- [Short problem] Copy out the listing below line for line, keeping every word and number the same.

Region boundary data
^^^^^^^^

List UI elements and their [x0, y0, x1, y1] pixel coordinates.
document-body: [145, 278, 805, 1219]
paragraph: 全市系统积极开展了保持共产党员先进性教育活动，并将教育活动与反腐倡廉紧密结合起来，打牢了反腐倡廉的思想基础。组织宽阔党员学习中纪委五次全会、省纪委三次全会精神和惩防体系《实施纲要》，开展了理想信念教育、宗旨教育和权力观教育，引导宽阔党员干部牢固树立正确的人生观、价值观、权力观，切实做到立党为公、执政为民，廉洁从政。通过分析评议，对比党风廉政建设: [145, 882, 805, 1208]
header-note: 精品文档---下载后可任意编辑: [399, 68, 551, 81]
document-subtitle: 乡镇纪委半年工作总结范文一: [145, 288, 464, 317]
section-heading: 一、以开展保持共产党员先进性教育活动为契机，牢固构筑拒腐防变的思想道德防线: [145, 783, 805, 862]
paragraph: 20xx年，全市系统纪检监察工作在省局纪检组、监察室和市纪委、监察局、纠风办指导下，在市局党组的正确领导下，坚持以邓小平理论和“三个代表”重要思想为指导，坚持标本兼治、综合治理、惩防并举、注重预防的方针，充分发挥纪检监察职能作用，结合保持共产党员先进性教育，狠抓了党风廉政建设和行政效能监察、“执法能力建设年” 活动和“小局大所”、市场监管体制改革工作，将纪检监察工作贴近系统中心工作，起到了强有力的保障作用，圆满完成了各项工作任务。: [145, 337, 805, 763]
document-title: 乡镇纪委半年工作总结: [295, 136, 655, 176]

^^^^^^^^

- [Answer in full]
List UI elements and their [x0, y0, x1, y1] pixel coordinates.
document-body: [145, 278, 805, 1219]
paragraph: 全市系统积极开展了保持共产党员先进性教育活动，并将教育活动与反腐倡廉紧密结合起来，打牢了反腐倡廉的思想基础。组织宽阔党员学习中纪委五次全会、省纪委三次全会精神和惩防体系《实施纲要》，开展了理想信念教育、宗旨教育和权力观教育，引导宽阔党员干部牢固树立正确的人生观、价值观、权力观，切实做到立党为公、执政为民，廉洁从政。通过分析评议，对比党风廉政建设: [145, 882, 805, 1208]
header-note: 精品文档---下载后可任意编辑: [399, 68, 551, 81]
document-subtitle: 乡镇纪委半年工作总结范文一: [145, 288, 464, 317]
section-heading: 一、以开展保持共产党员先进性教育活动为契机，牢固构筑拒腐防变的思想道德防线: [145, 783, 805, 862]
paragraph: 20xx年，全市系统纪检监察工作在省局纪检组、监察室和市纪委、监察局、纠风办指导下，在市局党组的正确领导下，坚持以邓小平理论和“三个代表”重要思想为指导，坚持标本兼治、综合治理、惩防并举、注重预防的方针，充分发挥纪检监察职能作用，结合保持共产党员先进性教育，狠抓了党风廉政建设和行政效能监察、“执法能力建设年” 活动和“小局大所”、市场监管体制改革工作，将纪检监察工作贴近系统中心工作，起到了强有力的保障作用，圆满完成了各项工作任务。: [145, 337, 805, 763]
document-title: 乡镇纪委半年工作总结: [295, 136, 655, 176]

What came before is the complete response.